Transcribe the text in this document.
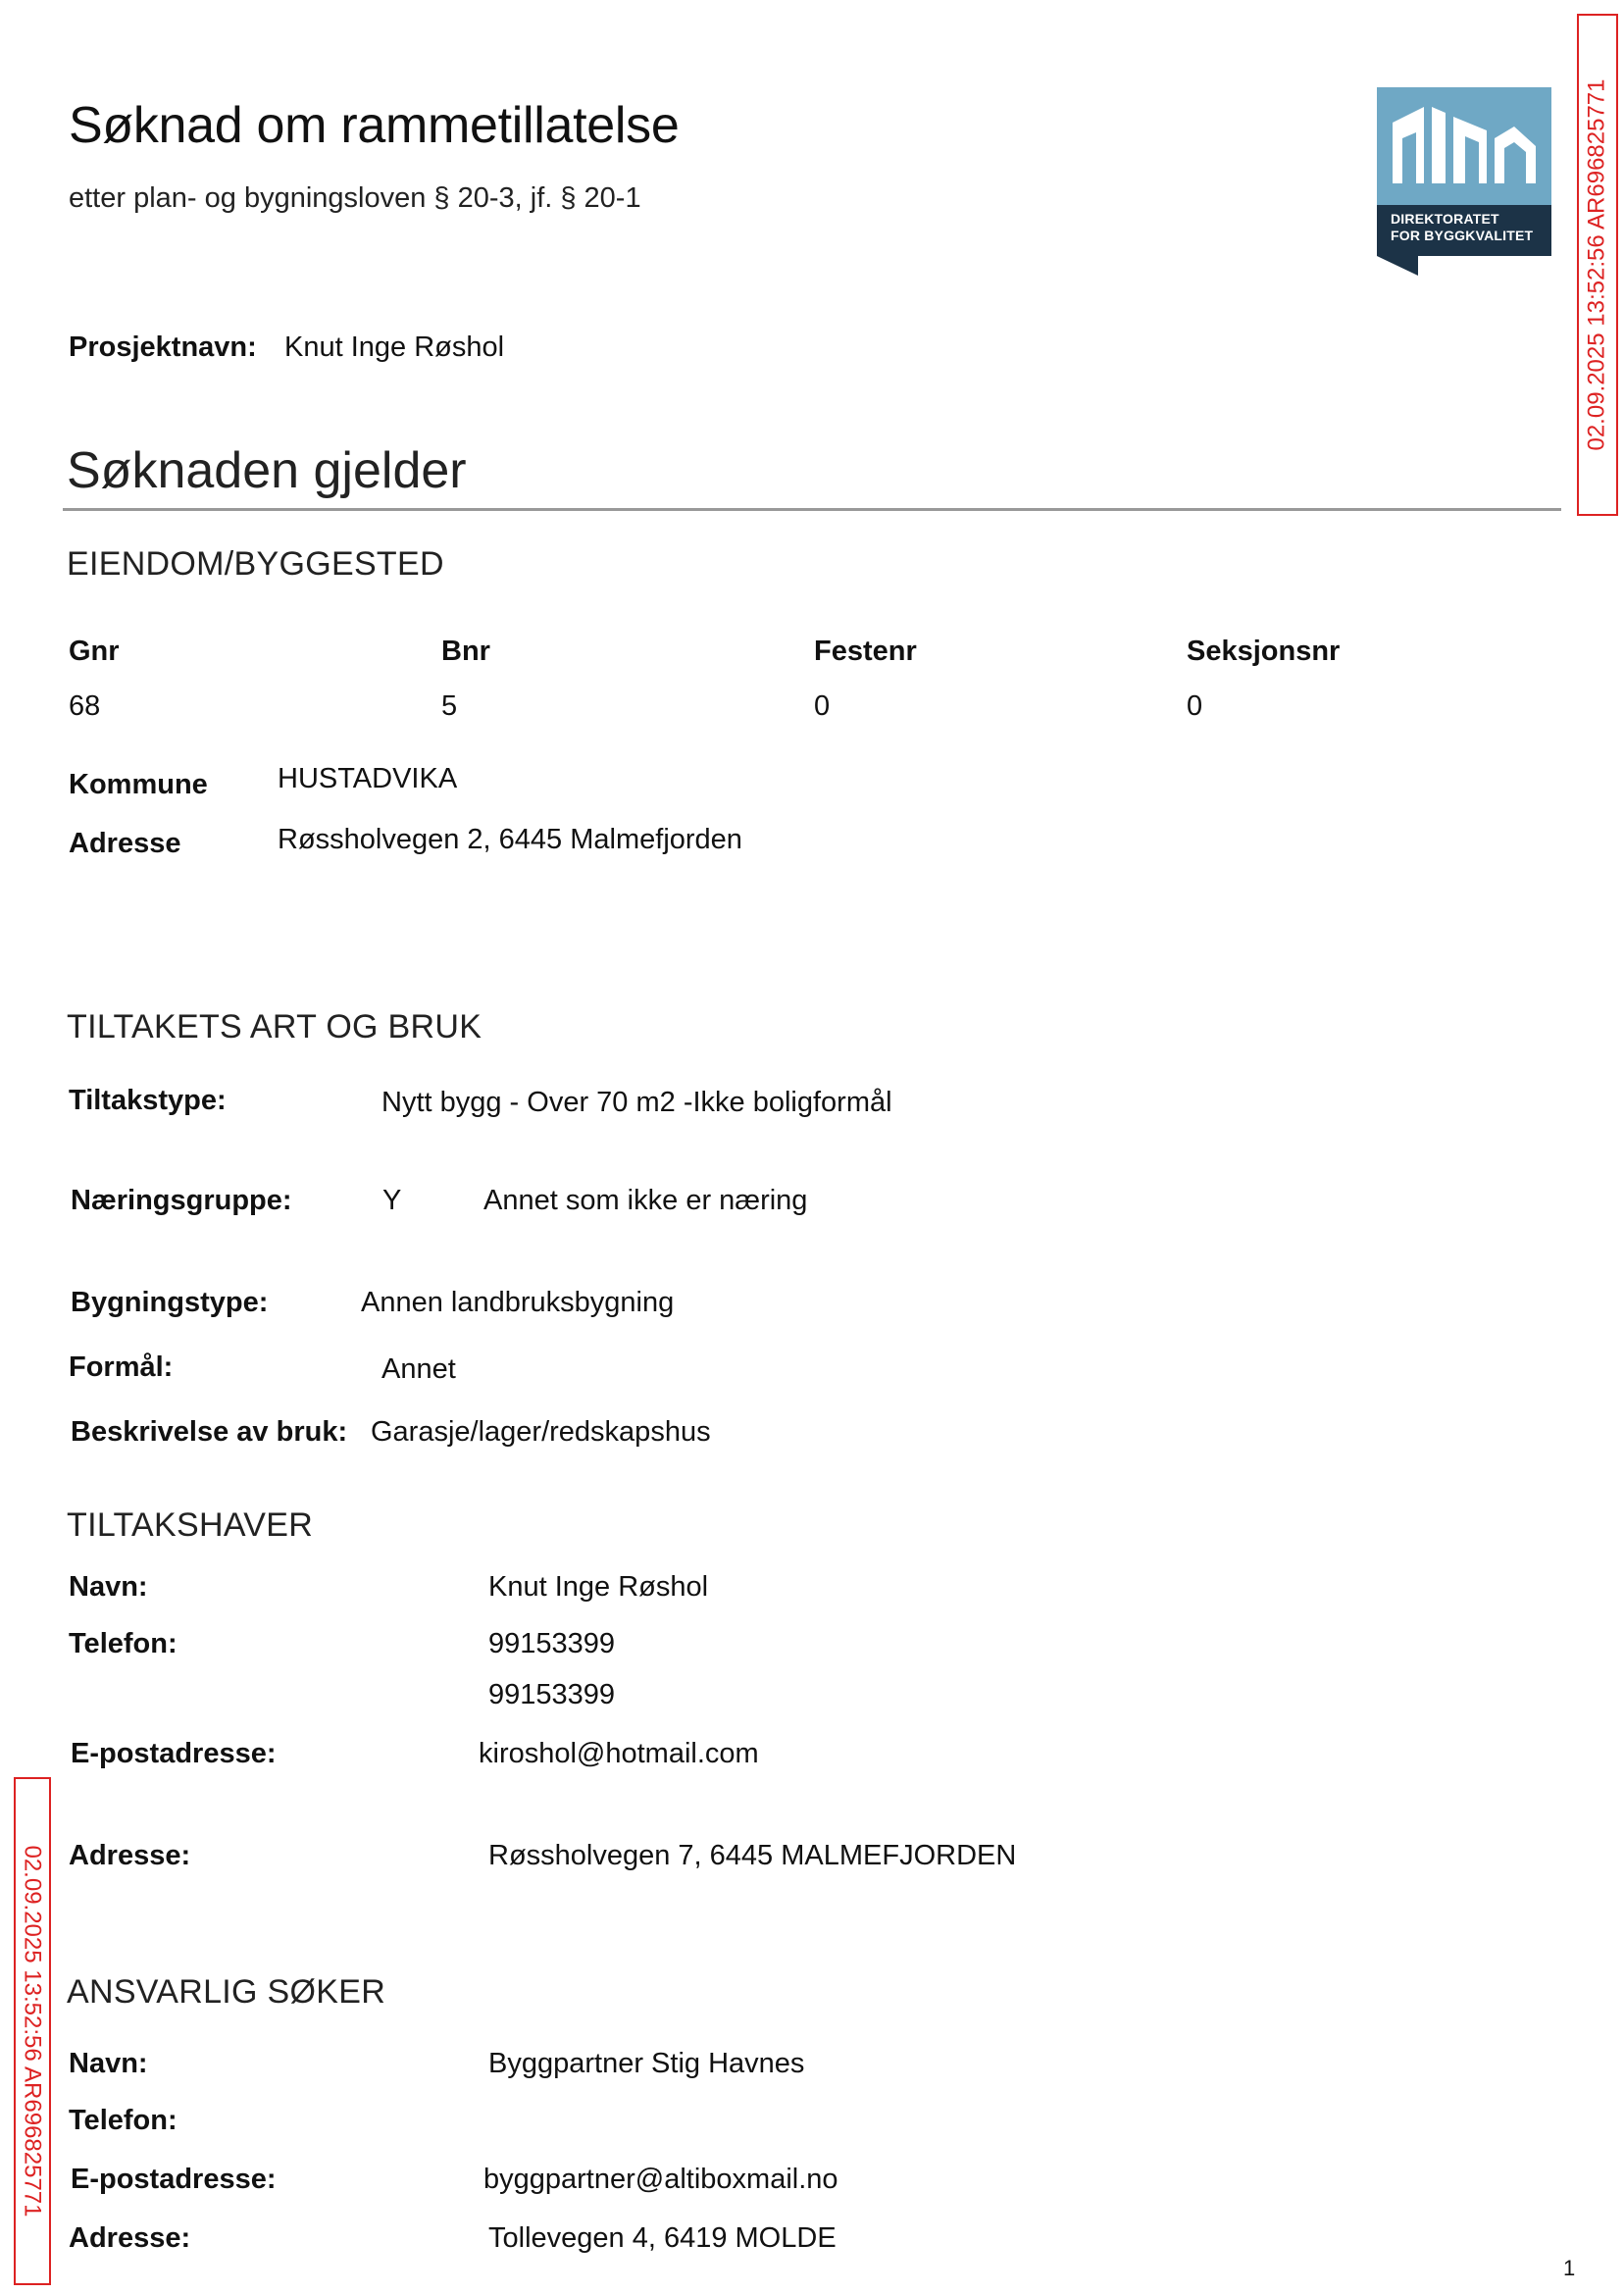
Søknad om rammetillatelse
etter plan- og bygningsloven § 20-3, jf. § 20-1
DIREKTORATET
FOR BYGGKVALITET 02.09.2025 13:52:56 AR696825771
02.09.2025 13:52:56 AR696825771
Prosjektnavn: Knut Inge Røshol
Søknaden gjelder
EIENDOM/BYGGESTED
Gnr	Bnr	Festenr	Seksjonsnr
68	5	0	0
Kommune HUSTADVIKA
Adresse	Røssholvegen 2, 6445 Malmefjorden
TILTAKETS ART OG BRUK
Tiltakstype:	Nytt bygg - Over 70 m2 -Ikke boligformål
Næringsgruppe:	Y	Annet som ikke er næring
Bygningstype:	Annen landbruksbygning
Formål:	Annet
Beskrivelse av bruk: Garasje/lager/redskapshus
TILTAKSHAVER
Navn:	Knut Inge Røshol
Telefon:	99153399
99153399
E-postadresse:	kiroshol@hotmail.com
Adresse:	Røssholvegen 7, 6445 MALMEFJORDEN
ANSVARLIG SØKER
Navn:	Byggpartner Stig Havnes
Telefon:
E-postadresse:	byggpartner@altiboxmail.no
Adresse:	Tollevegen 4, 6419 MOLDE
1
◇ ◇ ◇
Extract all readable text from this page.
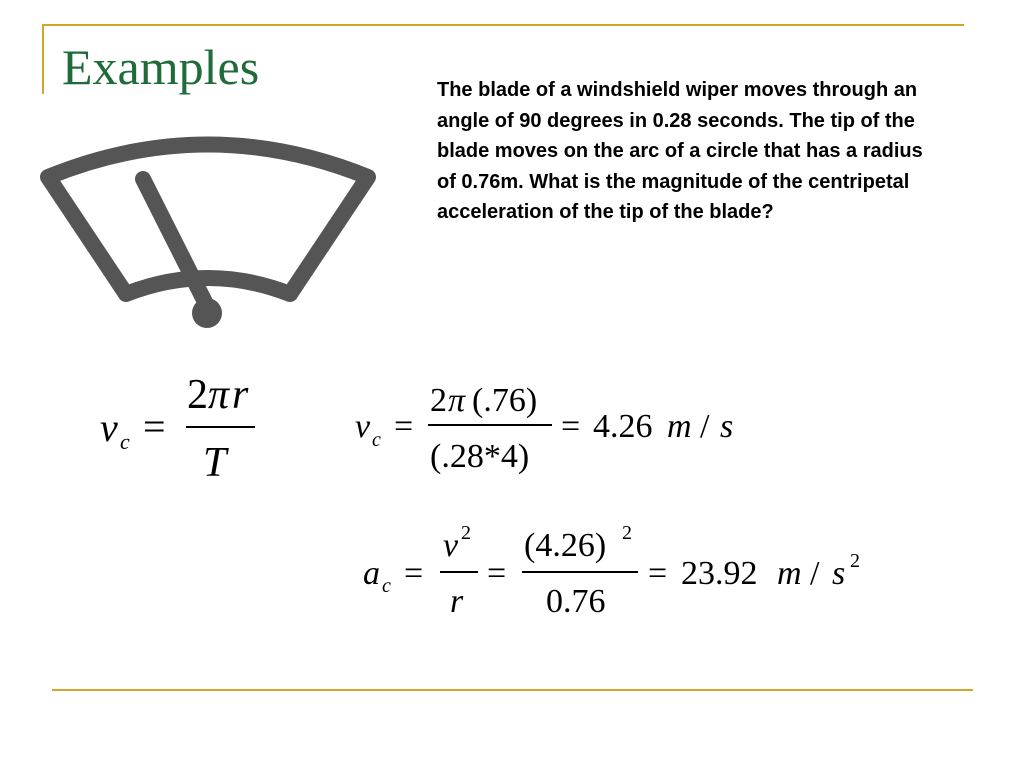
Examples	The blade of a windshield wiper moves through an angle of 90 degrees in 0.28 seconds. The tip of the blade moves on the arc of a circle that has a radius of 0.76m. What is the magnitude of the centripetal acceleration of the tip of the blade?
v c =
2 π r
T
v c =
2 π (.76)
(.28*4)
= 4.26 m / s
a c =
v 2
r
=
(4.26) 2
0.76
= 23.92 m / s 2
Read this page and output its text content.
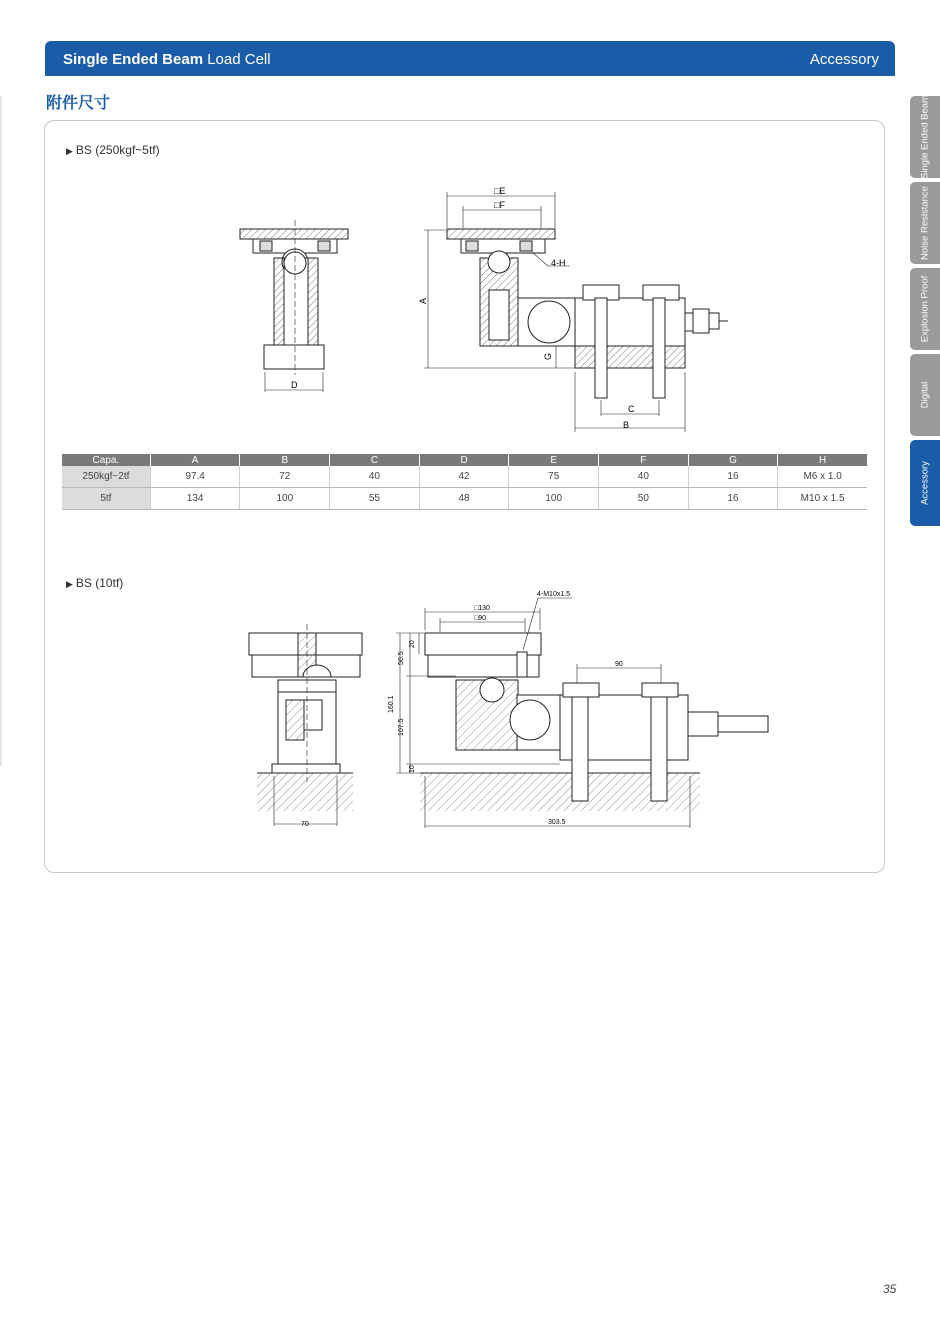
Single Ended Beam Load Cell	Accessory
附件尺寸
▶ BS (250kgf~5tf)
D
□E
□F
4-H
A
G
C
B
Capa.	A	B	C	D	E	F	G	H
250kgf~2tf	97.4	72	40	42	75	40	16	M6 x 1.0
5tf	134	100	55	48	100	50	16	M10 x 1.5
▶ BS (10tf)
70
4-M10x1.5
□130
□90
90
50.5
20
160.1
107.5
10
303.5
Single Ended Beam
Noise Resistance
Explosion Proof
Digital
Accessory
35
◇ ◇ ◇
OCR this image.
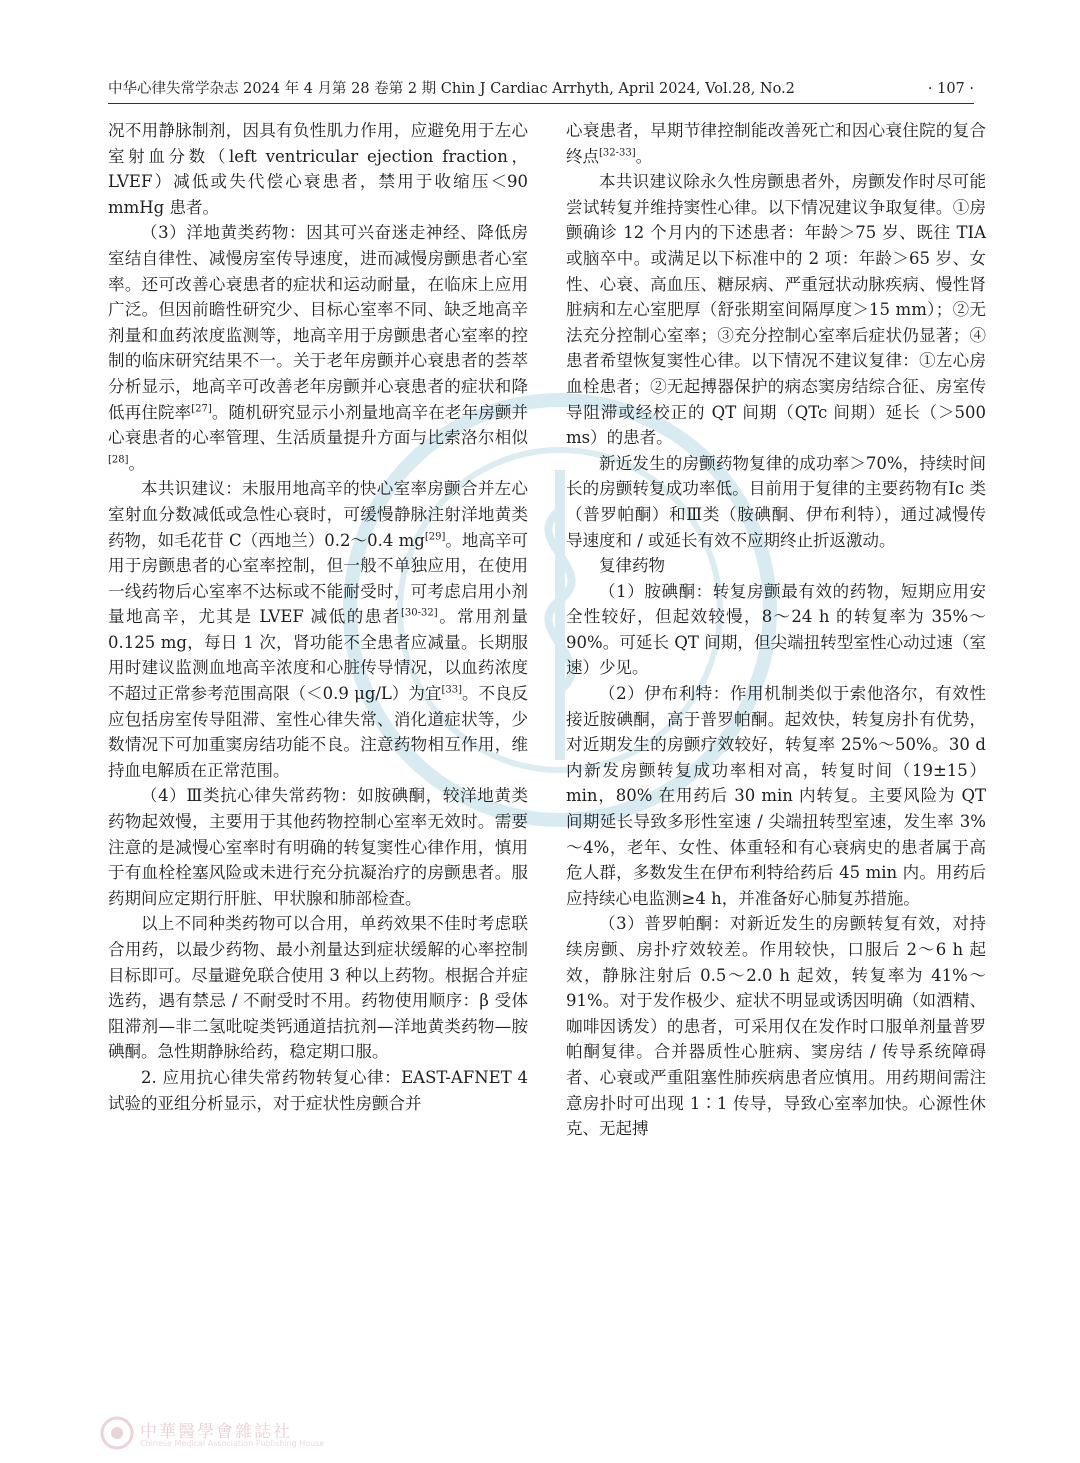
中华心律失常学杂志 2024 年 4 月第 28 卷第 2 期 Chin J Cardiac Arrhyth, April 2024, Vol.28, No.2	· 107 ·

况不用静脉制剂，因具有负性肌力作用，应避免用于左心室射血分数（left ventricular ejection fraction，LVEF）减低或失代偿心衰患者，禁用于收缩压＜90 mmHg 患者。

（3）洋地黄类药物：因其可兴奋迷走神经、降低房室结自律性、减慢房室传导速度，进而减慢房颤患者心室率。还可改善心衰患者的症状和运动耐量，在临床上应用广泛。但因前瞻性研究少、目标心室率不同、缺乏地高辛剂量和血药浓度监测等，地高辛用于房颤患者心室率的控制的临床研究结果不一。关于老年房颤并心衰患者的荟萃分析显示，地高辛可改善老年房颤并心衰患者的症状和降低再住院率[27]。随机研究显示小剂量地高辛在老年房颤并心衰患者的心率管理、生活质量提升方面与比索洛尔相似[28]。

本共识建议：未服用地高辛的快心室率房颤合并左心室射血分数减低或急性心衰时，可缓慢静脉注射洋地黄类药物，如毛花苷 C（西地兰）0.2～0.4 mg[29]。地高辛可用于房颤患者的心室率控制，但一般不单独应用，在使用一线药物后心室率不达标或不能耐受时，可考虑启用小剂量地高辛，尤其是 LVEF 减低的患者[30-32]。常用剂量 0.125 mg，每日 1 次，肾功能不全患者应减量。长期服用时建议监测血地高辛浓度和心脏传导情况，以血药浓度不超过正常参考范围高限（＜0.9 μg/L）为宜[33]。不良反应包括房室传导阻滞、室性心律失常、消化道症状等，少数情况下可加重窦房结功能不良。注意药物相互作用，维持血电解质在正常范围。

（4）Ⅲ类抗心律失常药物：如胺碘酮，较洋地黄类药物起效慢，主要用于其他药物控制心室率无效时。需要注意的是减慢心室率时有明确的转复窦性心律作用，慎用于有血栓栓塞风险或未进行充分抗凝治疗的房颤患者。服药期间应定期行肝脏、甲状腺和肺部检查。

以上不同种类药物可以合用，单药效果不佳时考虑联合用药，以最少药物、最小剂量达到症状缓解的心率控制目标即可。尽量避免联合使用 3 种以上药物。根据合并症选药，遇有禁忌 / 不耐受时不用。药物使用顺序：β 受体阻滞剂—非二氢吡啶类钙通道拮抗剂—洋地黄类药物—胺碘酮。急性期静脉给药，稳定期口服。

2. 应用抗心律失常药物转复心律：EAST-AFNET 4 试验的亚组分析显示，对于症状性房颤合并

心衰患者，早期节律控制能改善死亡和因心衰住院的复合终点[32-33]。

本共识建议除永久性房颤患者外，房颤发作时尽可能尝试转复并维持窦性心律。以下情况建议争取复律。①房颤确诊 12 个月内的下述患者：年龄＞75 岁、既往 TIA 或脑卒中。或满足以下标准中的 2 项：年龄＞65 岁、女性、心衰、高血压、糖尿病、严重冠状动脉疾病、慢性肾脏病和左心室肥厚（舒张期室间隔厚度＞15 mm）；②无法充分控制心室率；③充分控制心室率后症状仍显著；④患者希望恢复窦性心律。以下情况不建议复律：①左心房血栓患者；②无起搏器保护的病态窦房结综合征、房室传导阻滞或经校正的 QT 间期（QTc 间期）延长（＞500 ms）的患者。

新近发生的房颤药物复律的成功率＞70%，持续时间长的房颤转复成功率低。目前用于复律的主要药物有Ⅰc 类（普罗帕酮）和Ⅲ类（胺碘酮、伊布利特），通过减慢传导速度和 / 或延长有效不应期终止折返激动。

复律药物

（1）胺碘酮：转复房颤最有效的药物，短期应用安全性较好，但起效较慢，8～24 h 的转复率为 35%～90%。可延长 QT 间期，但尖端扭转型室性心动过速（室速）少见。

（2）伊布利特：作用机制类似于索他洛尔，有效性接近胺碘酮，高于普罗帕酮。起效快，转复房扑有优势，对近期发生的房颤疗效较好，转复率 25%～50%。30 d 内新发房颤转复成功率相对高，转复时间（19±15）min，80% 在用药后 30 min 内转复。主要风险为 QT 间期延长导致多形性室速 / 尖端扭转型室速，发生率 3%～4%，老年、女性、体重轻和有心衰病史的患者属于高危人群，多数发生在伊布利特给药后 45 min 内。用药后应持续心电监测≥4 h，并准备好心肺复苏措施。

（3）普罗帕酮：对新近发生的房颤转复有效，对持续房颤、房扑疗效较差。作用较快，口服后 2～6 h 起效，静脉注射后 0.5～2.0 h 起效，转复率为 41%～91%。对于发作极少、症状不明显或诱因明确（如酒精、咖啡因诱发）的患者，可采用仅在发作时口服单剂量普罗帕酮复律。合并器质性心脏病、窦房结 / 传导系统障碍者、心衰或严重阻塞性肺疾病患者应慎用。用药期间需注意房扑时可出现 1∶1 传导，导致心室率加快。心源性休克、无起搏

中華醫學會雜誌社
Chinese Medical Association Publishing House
◇ ◇ ◇
__Request__. Take each line containing the string "Ended" and copy it out.

__Complete response__.
Single Ended Beam Load Cell	Accessory
Single Ended Beam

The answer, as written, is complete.